>> start

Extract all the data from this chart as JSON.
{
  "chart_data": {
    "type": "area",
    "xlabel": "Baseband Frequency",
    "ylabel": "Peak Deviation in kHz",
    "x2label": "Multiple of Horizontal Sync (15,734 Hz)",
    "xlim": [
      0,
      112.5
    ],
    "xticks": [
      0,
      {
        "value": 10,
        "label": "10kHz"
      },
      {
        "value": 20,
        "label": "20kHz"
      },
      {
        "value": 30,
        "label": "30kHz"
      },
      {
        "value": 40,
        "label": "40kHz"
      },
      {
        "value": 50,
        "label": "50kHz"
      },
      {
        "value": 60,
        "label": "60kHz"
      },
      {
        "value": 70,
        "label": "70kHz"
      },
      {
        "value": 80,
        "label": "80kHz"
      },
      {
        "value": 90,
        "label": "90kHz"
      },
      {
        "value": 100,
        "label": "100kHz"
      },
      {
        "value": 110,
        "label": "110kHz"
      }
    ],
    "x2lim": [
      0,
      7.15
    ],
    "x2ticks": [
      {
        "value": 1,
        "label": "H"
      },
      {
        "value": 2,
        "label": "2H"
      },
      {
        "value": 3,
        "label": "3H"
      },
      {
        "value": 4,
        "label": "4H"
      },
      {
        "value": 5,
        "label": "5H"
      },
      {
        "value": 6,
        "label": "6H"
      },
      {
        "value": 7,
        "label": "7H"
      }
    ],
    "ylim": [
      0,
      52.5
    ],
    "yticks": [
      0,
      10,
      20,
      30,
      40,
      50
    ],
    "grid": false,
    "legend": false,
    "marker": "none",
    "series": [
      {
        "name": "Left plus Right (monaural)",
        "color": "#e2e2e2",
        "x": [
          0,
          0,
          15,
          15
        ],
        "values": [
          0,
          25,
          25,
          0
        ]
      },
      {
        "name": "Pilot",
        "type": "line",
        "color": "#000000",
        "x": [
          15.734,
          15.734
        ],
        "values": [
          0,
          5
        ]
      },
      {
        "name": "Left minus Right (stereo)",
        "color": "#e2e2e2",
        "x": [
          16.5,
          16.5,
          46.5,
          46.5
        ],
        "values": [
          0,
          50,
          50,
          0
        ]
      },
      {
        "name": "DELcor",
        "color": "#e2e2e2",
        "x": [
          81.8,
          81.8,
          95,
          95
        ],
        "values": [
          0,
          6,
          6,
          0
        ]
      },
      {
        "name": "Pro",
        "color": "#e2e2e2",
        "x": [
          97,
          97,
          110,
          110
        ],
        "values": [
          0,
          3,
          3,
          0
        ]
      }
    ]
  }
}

>> end

__What is required__: Restate the whole listing exactly.

__Answer to the problem__:
Extract all the data from this chart as JSON.
{
  "chart_data": {
    "type": "area",
    "xlabel": "Baseband Frequency",
    "ylabel": "Peak Deviation in kHz",
    "x2label": "Multiple of Horizontal Sync (15,734 Hz)",
    "xlim": [
      0,
      112.5
    ],
    "xticks": [
      0,
      {
        "value": 10,
        "label": "10kHz"
      },
      {
        "value": 20,
        "label": "20kHz"
      },
      {
        "value": 30,
        "label": "30kHz"
      },
      {
        "value": 40,
        "label": "40kHz"
      },
      {
        "value": 50,
        "label": "50kHz"
      },
      {
        "value": 60,
        "label": "60kHz"
      },
      {
        "value": 70,
        "label": "70kHz"
      },
      {
        "value": 80,
        "label": "80kHz"
      },
      {
        "value": 90,
        "label": "90kHz"
      },
      {
        "value": 100,
        "label": "100kHz"
      },
      {
        "value": 110,
        "label": "110kHz"
      }
    ],
    "x2lim": [
      0,
      7.15
    ],
    "x2ticks": [
      {
        "value": 1,
        "label": "H"
      },
      {
        "value": 2,
        "label": "2H"
      },
      {
        "value": 3,
        "label": "3H"
      },
      {
        "value": 4,
        "label": "4H"
      },
      {
        "value": 5,
        "label": "5H"
      },
      {
        "value": 6,
        "label": "6H"
      },
      {
        "value": 7,
        "label": "7H"
      }
    ],
    "ylim": [
      0,
      52.5
    ],
    "yticks": [
      0,
      10,
      20,
      30,
      40,
      50
    ],
    "grid": false,
    "legend": false,
    "marker": "none",
    "series": [
      {
        "name": "Left plus Right (monaural)",
        "color": "#e2e2e2",
        "x": [
          0,
          0,
          15,
          15
        ],
        "values": [
          0,
          25,
          25,
          0
        ]
      },
      {
        "name": "Pilot",
        "type": "line",
        "color": "#000000",
        "x": [
          15.734,
          15.734
        ],
        "values": [
          0,
          5
        ]
      },
      {
        "name": "Left minus Right (stereo)",
        "color": "#e2e2e2",
        "x": [
          16.5,
          16.5,
          46.5,
          46.5
        ],
        "values": [
          0,
          50,
          50,
          0
        ]
      },
      {
        "name": "DELcor",
        "color": "#e2e2e2",
        "x": [
          81.8,
          81.8,
          95,
          95
        ],
        "values": [
          0,
          6,
          6,
          0
        ]
      },
      {
        "name": "Pro",
        "color": "#e2e2e2",
        "x": [
          97,
          97,
          110,
          110
        ],
        "values": [
          0,
          3,
          3,
          0
        ]
      }
    ]
  }
}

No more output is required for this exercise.